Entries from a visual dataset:
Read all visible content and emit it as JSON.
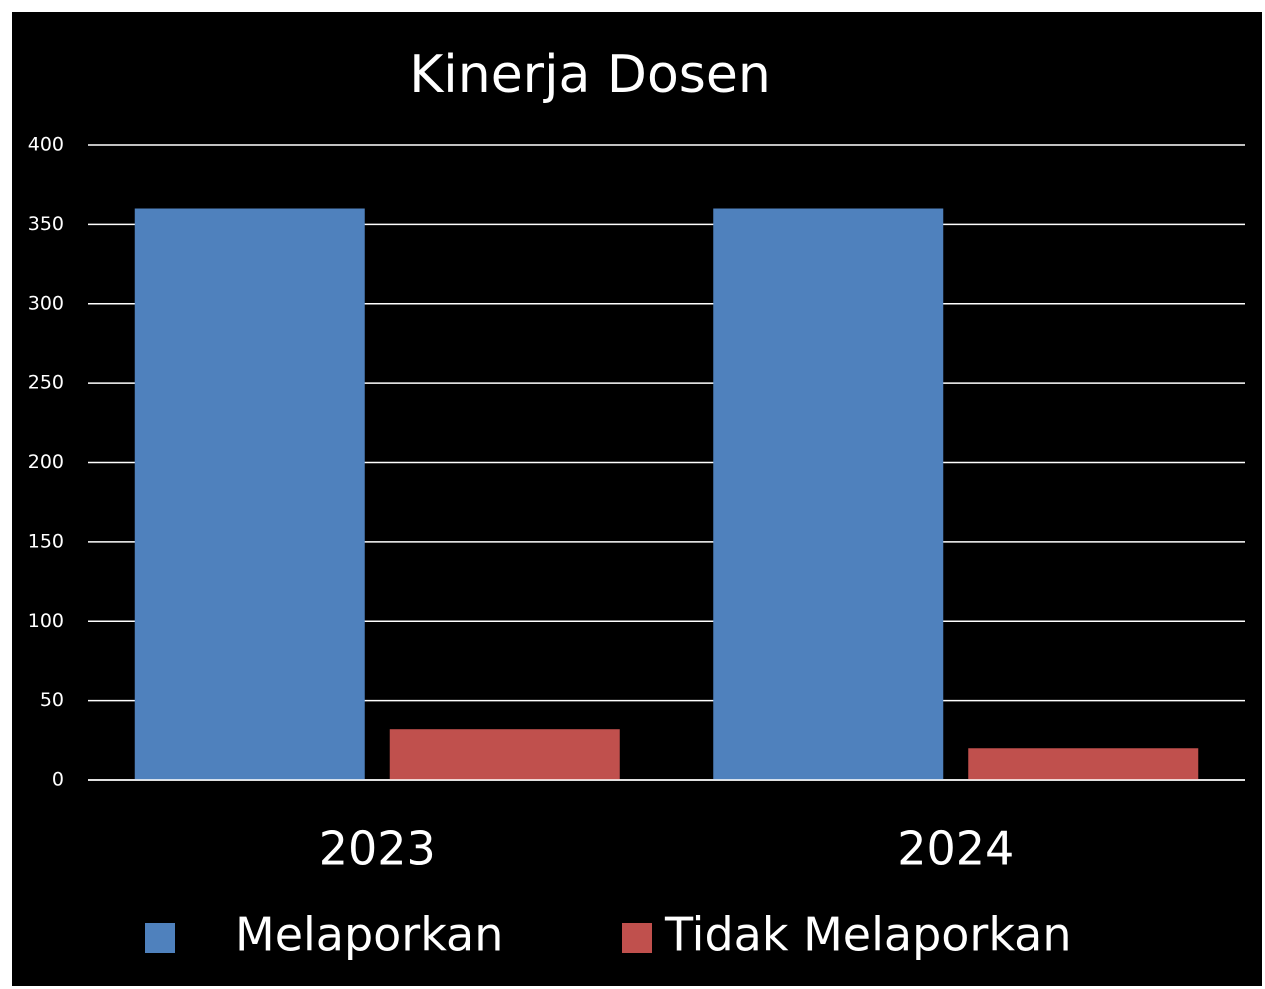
{
  "chart_data": {
    "type": "bar",
    "title": "Kinerja Dosen",
    "categories": [
      "2023",
      "2024"
    ],
    "series": [
      {
        "name": "Melaporkan",
        "color": "#4f81bd",
        "values": [
          360,
          360
        ]
      },
      {
        "name": "Tidak Melaporkan",
        "color": "#c0504d",
        "values": [
          32,
          20
        ]
      }
    ],
    "ylim": [
      0,
      400
    ],
    "yticks": [
      0,
      50,
      100,
      150,
      200,
      250,
      300,
      350,
      400
    ],
    "grid": true,
    "legend": "bottom"
  }
}
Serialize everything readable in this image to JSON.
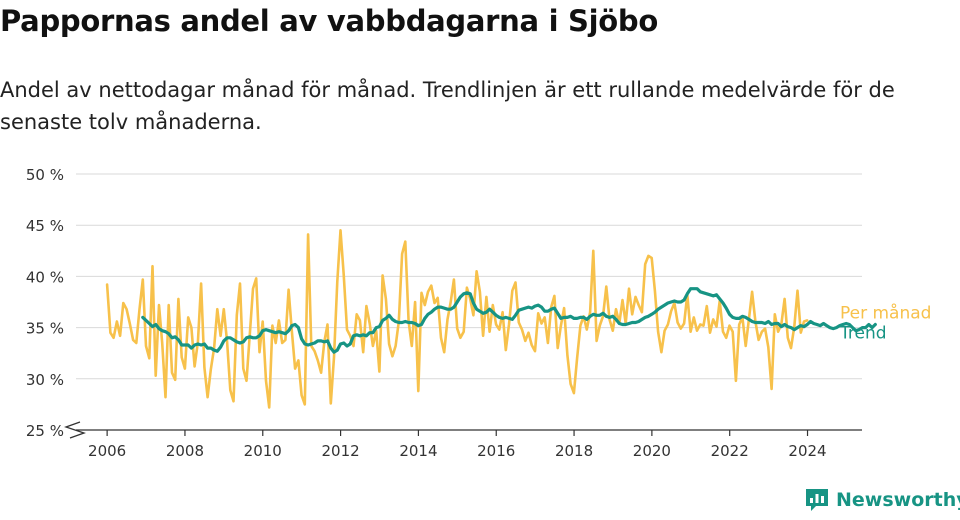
{
  "header": {
    "title": "Pappornas andel av vabbdagarna i Sjöbo",
    "subtitle": "Andel av nettodagar månad för månad. Trendlinjen är ett rullande medelvärde för de senaste tolv månaderna."
  },
  "brand": {
    "name": "Newsworthy",
    "icon": "newsworthy-chart-icon",
    "color": "#179484"
  },
  "chart_data": {
    "type": "line",
    "title": "",
    "xlabel": "",
    "ylabel": "",
    "xlim": [
      2005.2,
      2025.4
    ],
    "ylim": [
      25,
      50
    ],
    "y_axis_break": true,
    "yticks": [
      "25 %",
      "30 %",
      "35 %",
      "40 %",
      "45 %",
      "50 %"
    ],
    "ytick_values": [
      25,
      30,
      35,
      40,
      45,
      50
    ],
    "xticks": [
      "2006",
      "2008",
      "2010",
      "2012",
      "2014",
      "2016",
      "2018",
      "2020",
      "2022",
      "2024"
    ],
    "xtick_values": [
      2006,
      2008,
      2010,
      2012,
      2014,
      2016,
      2018,
      2020,
      2022,
      2024
    ],
    "grid": "horizontal",
    "legend": "right, at line ends",
    "series": [
      {
        "name": "Per månad",
        "color": "#f7c14b",
        "x_start": 2006.0,
        "x_step": 0.0833,
        "values": [
          39.2,
          34.5,
          34.0,
          35.6,
          34.2,
          37.4,
          36.8,
          35.4,
          33.8,
          33.5,
          36.8,
          39.7,
          33.2,
          32.0,
          41.0,
          30.3,
          37.2,
          33.5,
          28.2,
          37.2,
          30.6,
          29.9,
          37.8,
          32.1,
          31.0,
          36.0,
          35.0,
          31.2,
          33.6,
          39.3,
          31.1,
          28.2,
          30.9,
          33.0,
          36.8,
          34.2,
          36.8,
          33.6,
          28.9,
          27.8,
          36.2,
          39.3,
          31.0,
          29.8,
          34.2,
          38.8,
          39.8,
          32.6,
          35.6,
          29.8,
          27.2,
          35.2,
          33.5,
          35.7,
          33.5,
          33.8,
          38.7,
          34.6,
          31.0,
          31.8,
          28.4,
          27.5,
          44.1,
          33.2,
          32.7,
          31.8,
          30.6,
          33.6,
          35.3,
          27.6,
          32.1,
          39.5,
          44.5,
          40.2,
          34.8,
          34.2,
          33.2,
          36.3,
          35.7,
          32.6,
          37.1,
          35.4,
          33.2,
          34.7,
          30.7,
          40.1,
          37.8,
          33.4,
          32.2,
          33.2,
          35.6,
          42.2,
          43.4,
          35.6,
          33.2,
          37.5,
          28.8,
          38.4,
          37.2,
          38.5,
          39.1,
          37.4,
          37.9,
          34.0,
          32.6,
          35.8,
          37.5,
          39.7,
          34.9,
          34.0,
          34.6,
          38.9,
          37.8,
          36.2,
          40.5,
          38.5,
          34.2,
          38.0,
          34.6,
          37.2,
          35.3,
          34.8,
          36.5,
          32.8,
          35.3,
          38.6,
          39.4,
          35.5,
          34.8,
          33.7,
          34.5,
          33.3,
          32.7,
          36.4,
          35.4,
          36.0,
          33.5,
          37.0,
          38.1,
          33.0,
          35.2,
          36.9,
          32.3,
          29.5,
          28.6,
          32.0,
          35.2,
          36.1,
          34.8,
          36.5,
          42.5,
          33.7,
          35.2,
          36.1,
          39.0,
          35.8,
          34.7,
          36.8,
          35.4,
          37.7,
          35.4,
          38.8,
          36.3,
          38.0,
          37.2,
          36.5,
          41.2,
          42.0,
          41.8,
          38.6,
          34.6,
          32.6,
          34.7,
          35.3,
          36.6,
          37.4,
          35.5,
          34.9,
          35.4,
          38.2,
          34.6,
          36.0,
          34.7,
          35.3,
          35.2,
          37.1,
          34.5,
          35.8,
          35.1,
          37.6,
          34.6,
          34.0,
          35.2,
          34.6,
          29.8,
          35.3,
          36.0,
          33.2,
          35.8,
          38.5,
          35.6,
          33.8,
          34.6,
          34.9,
          33.1,
          29.0,
          36.3,
          34.6,
          35.3,
          37.8,
          34.0,
          33.0,
          35.1,
          38.6,
          34.5,
          35.6,
          35.7
        ]
      },
      {
        "name": "Trend",
        "color": "#179484",
        "x_start": 2006.9167,
        "x_step": 0.0833,
        "values": [
          36.0,
          35.7,
          35.4,
          35.1,
          35.3,
          34.9,
          34.7,
          34.6,
          34.4,
          34.0,
          34.1,
          33.8,
          33.3,
          33.3,
          33.3,
          33.0,
          33.3,
          33.4,
          33.3,
          33.4,
          33.0,
          33.0,
          32.8,
          32.7,
          33.1,
          33.7,
          34.0,
          34.0,
          33.8,
          33.6,
          33.5,
          33.6,
          34.0,
          34.1,
          34.0,
          34.0,
          34.2,
          34.7,
          34.8,
          34.7,
          34.6,
          34.5,
          34.6,
          34.5,
          34.4,
          34.7,
          35.2,
          35.3,
          35.0,
          33.9,
          33.4,
          33.3,
          33.4,
          33.5,
          33.7,
          33.7,
          33.6,
          33.7,
          33.0,
          32.6,
          32.8,
          33.4,
          33.5,
          33.2,
          33.4,
          34.2,
          34.3,
          34.2,
          34.3,
          34.2,
          34.5,
          34.5,
          35.0,
          35.1,
          35.7,
          35.9,
          36.2,
          35.8,
          35.6,
          35.5,
          35.5,
          35.6,
          35.5,
          35.5,
          35.4,
          35.2,
          35.3,
          35.9,
          36.3,
          36.5,
          36.8,
          37.0,
          37.0,
          36.9,
          36.8,
          36.8,
          37.0,
          37.5,
          38.0,
          38.3,
          38.4,
          38.3,
          37.4,
          36.8,
          36.6,
          36.4,
          36.5,
          36.8,
          36.5,
          36.2,
          36.0,
          35.9,
          36.0,
          35.9,
          35.8,
          36.2,
          36.7,
          36.8,
          36.9,
          37.0,
          36.9,
          37.1,
          37.2,
          37.0,
          36.6,
          36.6,
          36.8,
          36.9,
          36.4,
          35.9,
          36.0,
          36.0,
          36.1,
          35.9,
          35.9,
          36.0,
          36.0,
          35.8,
          36.1,
          36.3,
          36.2,
          36.2,
          36.4,
          36.1,
          36.0,
          36.1,
          35.8,
          35.4,
          35.3,
          35.3,
          35.4,
          35.5,
          35.5,
          35.6,
          35.8,
          36.0,
          36.1,
          36.3,
          36.5,
          36.8,
          37.0,
          37.2,
          37.4,
          37.5,
          37.6,
          37.5,
          37.5,
          37.7,
          38.3,
          38.8,
          38.8,
          38.8,
          38.5,
          38.4,
          38.3,
          38.2,
          38.1,
          38.2,
          37.8,
          37.4,
          36.9,
          36.3,
          36.0,
          35.9,
          35.9,
          36.1,
          36.0,
          35.8,
          35.6,
          35.5,
          35.5,
          35.5,
          35.4,
          35.6,
          35.3,
          35.4,
          35.4,
          35.1,
          35.3,
          35.1,
          35.0,
          34.8,
          35.0,
          35.2,
          35.1,
          35.3,
          35.6,
          35.4,
          35.3,
          35.2,
          35.4,
          35.2,
          35.0,
          34.9,
          35.0,
          35.2,
          35.3,
          35.4,
          35.3,
          35.0,
          34.7,
          34.8,
          35.0,
          35.0,
          35.3,
          35.0,
          35.3
        ]
      }
    ]
  }
}
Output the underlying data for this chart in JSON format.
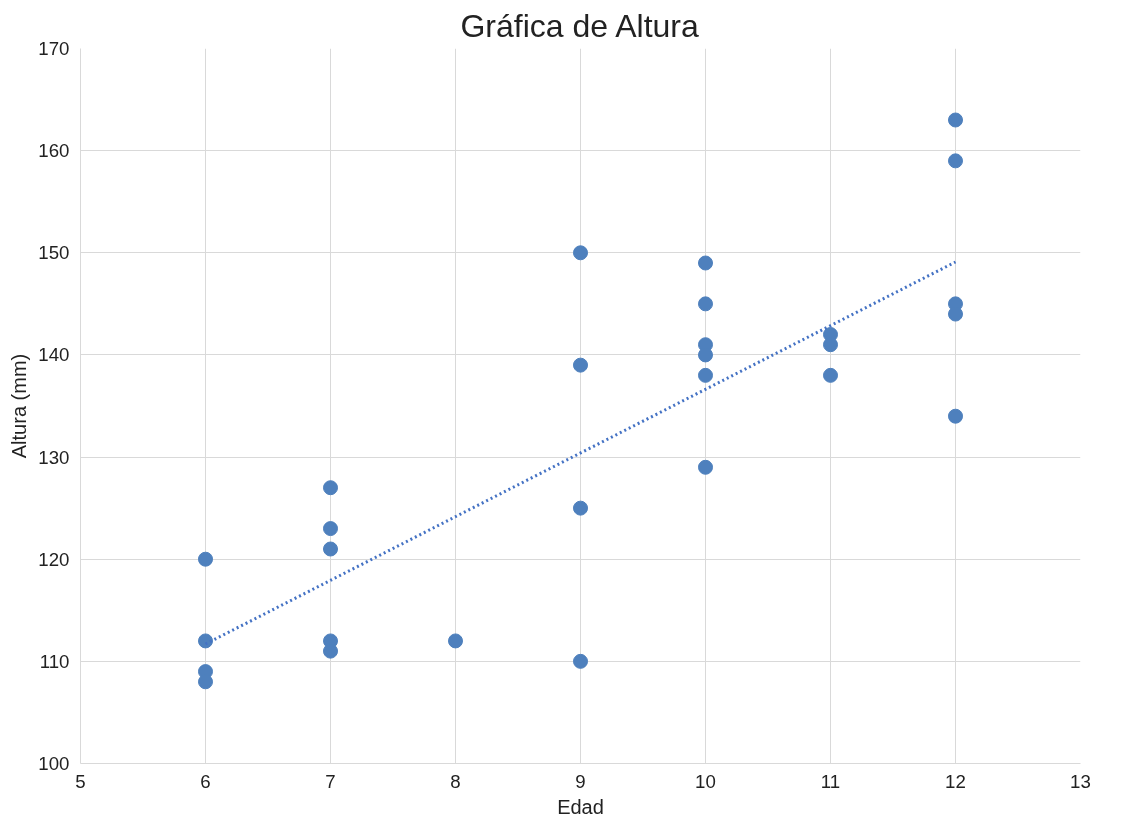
{
  "chart_data": {
    "type": "scatter",
    "title": "Gráfica de Altura",
    "xlabel": "Edad",
    "ylabel": "Altura (mm)",
    "xlim": [
      5,
      13
    ],
    "xticks": [
      5,
      6,
      7,
      8,
      9,
      10,
      11,
      12,
      13
    ],
    "ylim": [
      100,
      170
    ],
    "yticks": [
      100,
      110,
      120,
      130,
      140,
      150,
      160,
      170
    ],
    "grid": true,
    "marker": "circle",
    "series": [
      {
        "color": "#4e80bd",
        "x": [
          6,
          6,
          6,
          6,
          7,
          7,
          7,
          7,
          7,
          8,
          9,
          9,
          9,
          9,
          10,
          10,
          10,
          10,
          10,
          10,
          11,
          11,
          11,
          12,
          12,
          12,
          12,
          12
        ],
        "values": [
          120,
          112,
          109,
          108,
          127,
          123,
          121,
          112,
          111,
          112,
          150,
          139,
          125,
          110,
          149,
          145,
          141,
          140,
          138,
          129,
          142,
          141,
          138,
          163,
          159,
          145,
          144,
          134
        ]
      },
      {
        "type": "line",
        "color": "#4472c4",
        "line_style": "dotted",
        "marker": "none",
        "x": [
          6,
          12
        ],
        "values": [
          111.7,
          149.1
        ]
      }
    ]
  }
}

» Set problem: Among the lines above, how many contain the string "månad"? State the number alone.

» Result for this exercise: 2